**What you have to do**
Drop every picture and give the entries back exactly.

(Recorded data)
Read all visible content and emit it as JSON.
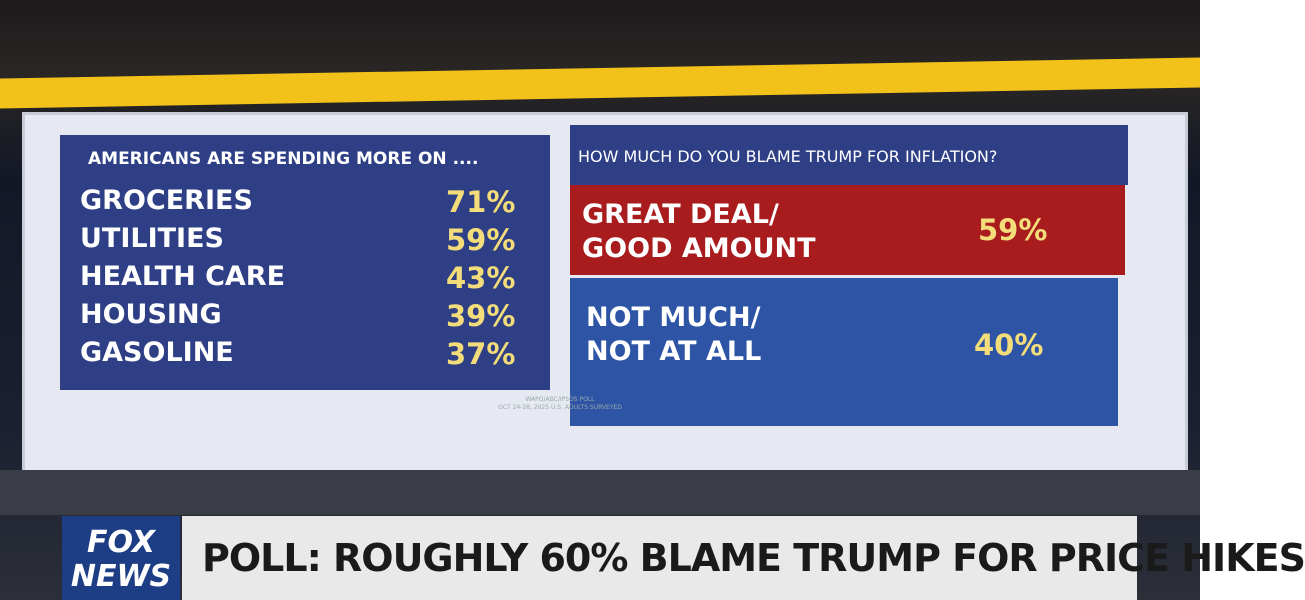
{
  "left_panel": {
    "title": "AMERICANS ARE SPENDING MORE ON ....",
    "rows": [
      [
        "GROCERIES",
        "71%"
      ],
      [
        "UTILITIES",
        "59%"
      ],
      [
        "HEALTH CARE",
        "43%"
      ],
      [
        "HOUSING",
        "39%"
      ],
      [
        "GASOLINE",
        "37%"
      ]
    ]
  },
  "right_panel": {
    "title": "HOW MUCH DO YOU BLAME TRUMP FOR INFLATION?",
    "rows": [
      {
        "label": [
          "GREAT DEAL/",
          "GOOD AMOUNT"
        ],
        "value": "59%"
      },
      {
        "label": [
          "NOT MUCH/",
          "NOT AT ALL"
        ],
        "value": "40%"
      }
    ]
  },
  "source": [
    "WAPO/ABC/IPSOS POLL",
    "OCT 24-28, 2025 U.S. ADULTS SURVEYED"
  ],
  "lower_third": {
    "logo": [
      "FOX",
      "NEWS"
    ],
    "headline": "POLL: ROUGHLY 60% BLAME TRUMP FOR PRICE HIKES"
  }
}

**Exercise result**
Read all visible content and emit it as JSON.
{
  "left_panel": {
    "title": "AMERICANS ARE SPENDING MORE ON ....",
    "rows": [
      [
        "GROCERIES",
        "71%"
      ],
      [
        "UTILITIES",
        "59%"
      ],
      [
        "HEALTH CARE",
        "43%"
      ],
      [
        "HOUSING",
        "39%"
      ],
      [
        "GASOLINE",
        "37%"
      ]
    ]
  },
  "right_panel": {
    "title": "HOW MUCH DO YOU BLAME TRUMP FOR INFLATION?",
    "rows": [
      {
        "label": [
          "GREAT DEAL/",
          "GOOD AMOUNT"
        ],
        "value": "59%"
      },
      {
        "label": [
          "NOT MUCH/",
          "NOT AT ALL"
        ],
        "value": "40%"
      }
    ]
  },
  "source": [
    "WAPO/ABC/IPSOS POLL",
    "OCT 24-28, 2025 U.S. ADULTS SURVEYED"
  ],
  "lower_third": {
    "logo": [
      "FOX",
      "NEWS"
    ],
    "headline": "POLL: ROUGHLY 60% BLAME TRUMP FOR PRICE HIKES"
  }
}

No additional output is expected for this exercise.